WRITTEN EXERCISE: Transcribe everything in the data word for word. Pictures are left out.

A block of data
·····
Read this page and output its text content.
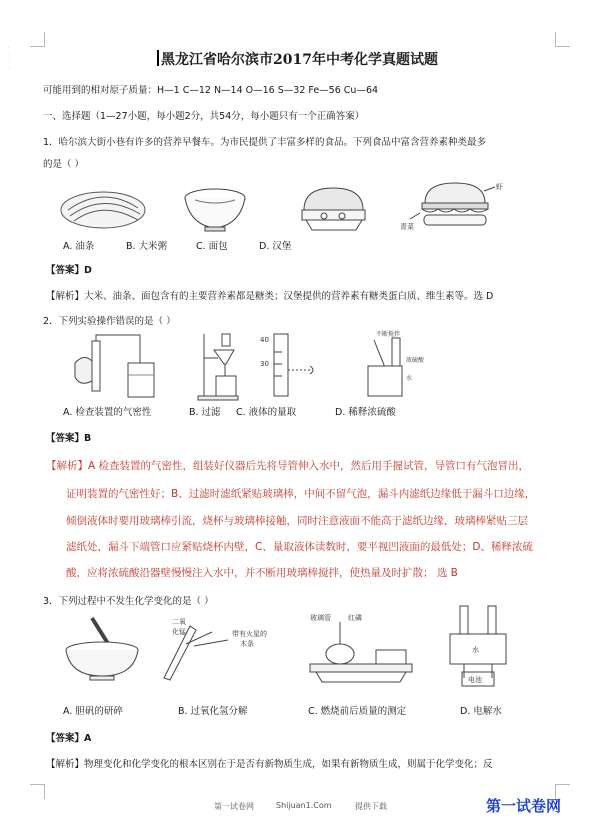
·
·
·
·
黑龙江省哈尔滨市2017年中考化学真题试题
可能用到的相对原子质量：H—1 C—12 N—14 O—16 S—32 Fe—56 Cu—64
一、选择题（1—27小题，每小题2分，共54分，每小题只有一个正确答案）
1．哈尔滨大街小巷有许多的营养早餐车。为市民提供了丰富多样的食品。下列食品中富含营养素种类最多
的是（ ）
虾
青菜
A. 油条	B. 大米粥	C. 面包	D. 汉堡
【答案】D
【解析】大米、油条、面包含有的主要营养素都是糖类；汉堡提供的营养素有糖类蛋白质、维生素等。选 D
2．下列实验操作错误的是（ ）
40
30
不断搅拌
浓硫酸
水
A. 检查装置的气密性	B. 过滤 C. 液体的量取	D. 稀释浓硫酸
【答案】B
【解析】A 检查装置的气密性，组装好仪器后先将导管伸入水中，然后用手握试管，导管口有气泡冒出，
证明装置的气密性好；B、过滤时滤纸紧贴玻璃棒，中间不留气泡，漏斗内滤纸边缘低于漏斗口边缘，
倾倒液体时要用玻璃棒引流，烧杯与玻璃棒接触，同时注意液面不能高于滤纸边缘，玻璃棒紧贴三层
滤纸处，漏斗下端管口应紧贴烧杯内壁，C、量取液体读数时，要平视凹液面的最低处；D、稀释浓硫
酸，应将浓硫酸沿器壁慢慢注入水中，并不断用玻璃棒搅拌，使热量及时扩散； 选 B
3．下列过程中不发生化学变化的是（ ）
二氧
化锰	带有火星的
木条
玻璃管 红磷
水
电池
A. 胆矾的研碎	B. 过氧化氢分解	C. 燃烧前后质量的测定	D. 电解水
【答案】A
【解析】物理变化和化学变化的根本区别在于是否有新物质生成，如果有新物质生成，则属于化学变化；反
第一试卷网	Shijuan1.Com	提供下载	第一试卷网
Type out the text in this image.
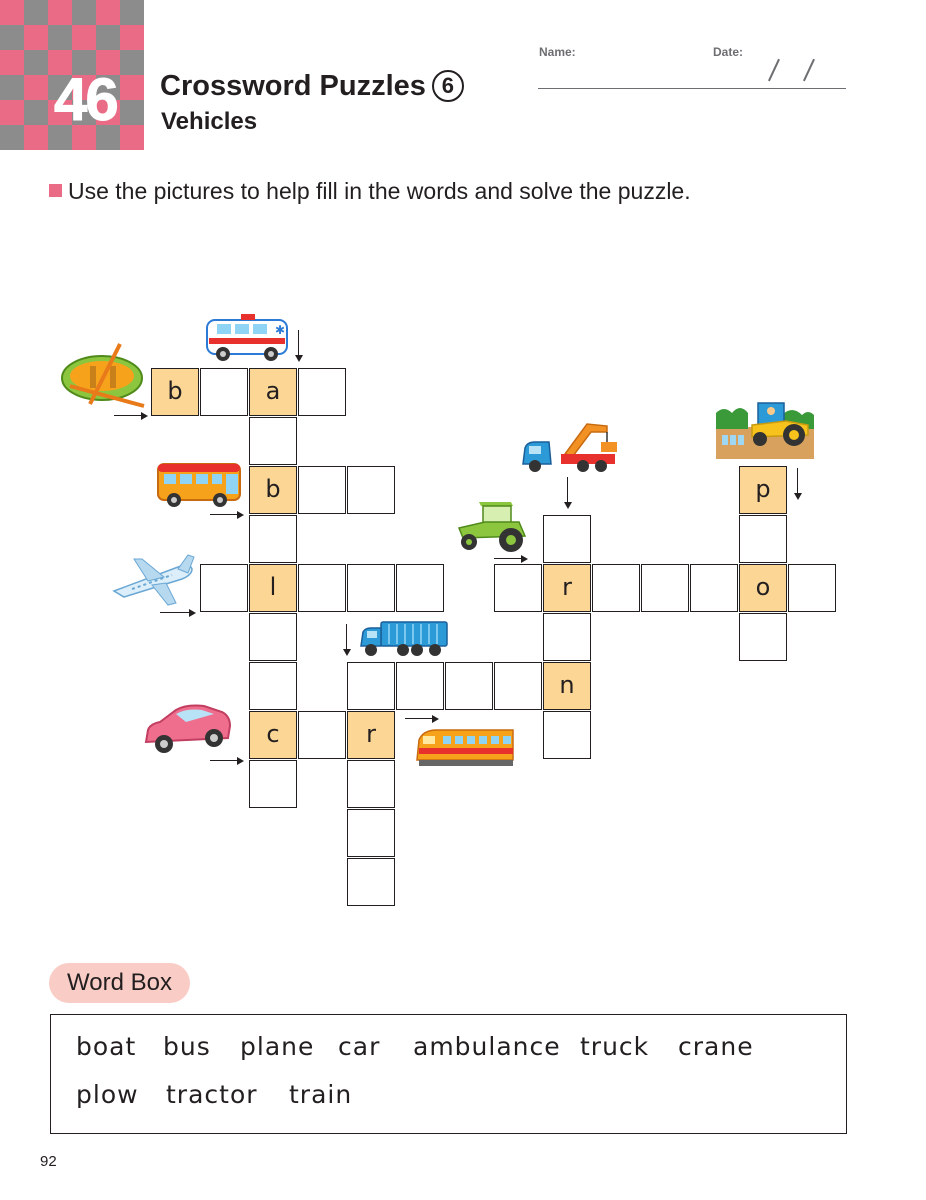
46 Crossword Puzzles 6
Vehicles
Name:	Date:
Use the pictures to help fill in the words and solve the puzzle.
b	a
b
l
c	r
n
r	o
p
✱
Word Box
boat bus plane car ambulance truck crane
plow tractor train
92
·····
SOLVED EXERCISE:
Read this page and output its text content.
·
·
·
·
黑龙江省哈尔滨市2017年中考化学真题试题
可能用到的相对原子质量：H—1 C—12 N—14 O—16 S—32 Fe—56 Cu—64
一、选择题（1—27小题，每小题2分，共54分，每小题只有一个正确答案）
1．哈尔滨大街小巷有许多的营养早餐车。为市民提供了丰富多样的食品。下列食品中富含营养素种类最多
的是（ ）
虾
青菜
A. 油条	B. 大米粥	C. 面包	D. 汉堡
【答案】D
【解析】大米、油条、面包含有的主要营养素都是糖类；汉堡提供的营养素有糖类蛋白质、维生素等。选 D
2．下列实验操作错误的是（ ）
40
30
不断搅拌
浓硫酸
水
A. 检查装置的气密性	B. 过滤 C. 液体的量取	D. 稀释浓硫酸
【答案】B
【解析】A 检查装置的气密性，组装好仪器后先将导管伸入水中，然后用手握试管，导管口有气泡冒出，
证明装置的气密性好；B、过滤时滤纸紧贴玻璃棒，中间不留气泡，漏斗内滤纸边缘低于漏斗口边缘，
倾倒液体时要用玻璃棒引流，烧杯与玻璃棒接触，同时注意液面不能高于滤纸边缘，玻璃棒紧贴三层
滤纸处，漏斗下端管口应紧贴烧杯内壁，C、量取液体读数时，要平视凹液面的最低处；D、稀释浓硫
酸，应将浓硫酸沿器壁慢慢注入水中，并不断用玻璃棒搅拌，使热量及时扩散； 选 B
3．下列过程中不发生化学变化的是（ ）
二氧
化锰	带有火星的
木条
玻璃管 红磷
水
电池
A. 胆矾的研碎	B. 过氧化氢分解	C. 燃烧前后质量的测定	D. 电解水
【答案】A
【解析】物理变化和化学变化的根本区别在于是否有新物质生成，如果有新物质生成，则属于化学变化；反
第一试卷网	Shijuan1.Com	提供下载	第一试卷网
Type out the text in this image.
46 Crossword Puzzles 6
Vehicles
Name:	Date:
Use the pictures to help fill in the words and solve the puzzle.
b	a
b
l
c	r
n
r	o
p
✱
Word Box
boat bus plane car ambulance truck crane
plow tractor train
92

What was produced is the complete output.